- INFORMATION GIVEN
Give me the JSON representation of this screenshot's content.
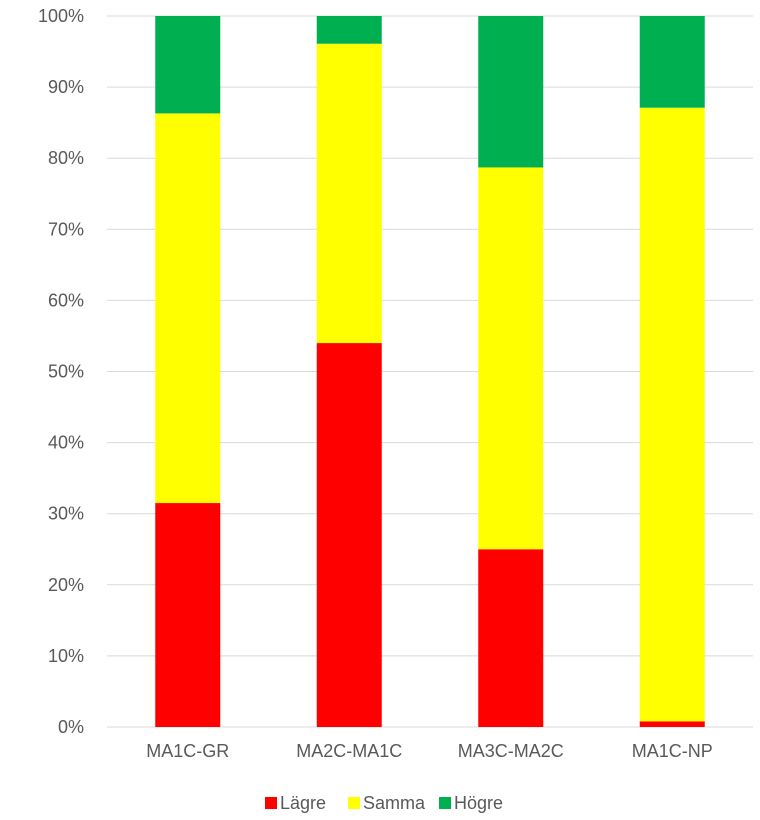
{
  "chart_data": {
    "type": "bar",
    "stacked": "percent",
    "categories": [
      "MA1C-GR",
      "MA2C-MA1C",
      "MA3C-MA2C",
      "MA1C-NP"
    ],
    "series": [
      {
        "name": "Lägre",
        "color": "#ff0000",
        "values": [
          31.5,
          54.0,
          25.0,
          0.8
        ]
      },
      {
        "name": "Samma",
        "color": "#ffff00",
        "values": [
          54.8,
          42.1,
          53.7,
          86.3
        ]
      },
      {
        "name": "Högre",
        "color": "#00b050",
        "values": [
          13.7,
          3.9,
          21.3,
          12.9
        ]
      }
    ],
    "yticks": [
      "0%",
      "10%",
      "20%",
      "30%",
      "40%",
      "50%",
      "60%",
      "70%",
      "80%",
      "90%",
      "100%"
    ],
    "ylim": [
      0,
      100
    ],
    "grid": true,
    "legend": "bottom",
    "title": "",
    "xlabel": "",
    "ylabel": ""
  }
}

- EXERCISE DESCRIPTION
Leave out the pictures and give the listing above again exactly.

- FINISHED TASK
Give me the JSON representation of this screenshot's content.
{
  "chart_data": {
    "type": "bar",
    "stacked": "percent",
    "categories": [
      "MA1C-GR",
      "MA2C-MA1C",
      "MA3C-MA2C",
      "MA1C-NP"
    ],
    "series": [
      {
        "name": "Lägre",
        "color": "#ff0000",
        "values": [
          31.5,
          54.0,
          25.0,
          0.8
        ]
      },
      {
        "name": "Samma",
        "color": "#ffff00",
        "values": [
          54.8,
          42.1,
          53.7,
          86.3
        ]
      },
      {
        "name": "Högre",
        "color": "#00b050",
        "values": [
          13.7,
          3.9,
          21.3,
          12.9
        ]
      }
    ],
    "yticks": [
      "0%",
      "10%",
      "20%",
      "30%",
      "40%",
      "50%",
      "60%",
      "70%",
      "80%",
      "90%",
      "100%"
    ],
    "ylim": [
      0,
      100
    ],
    "grid": true,
    "legend": "bottom",
    "title": "",
    "xlabel": "",
    "ylabel": ""
  }
}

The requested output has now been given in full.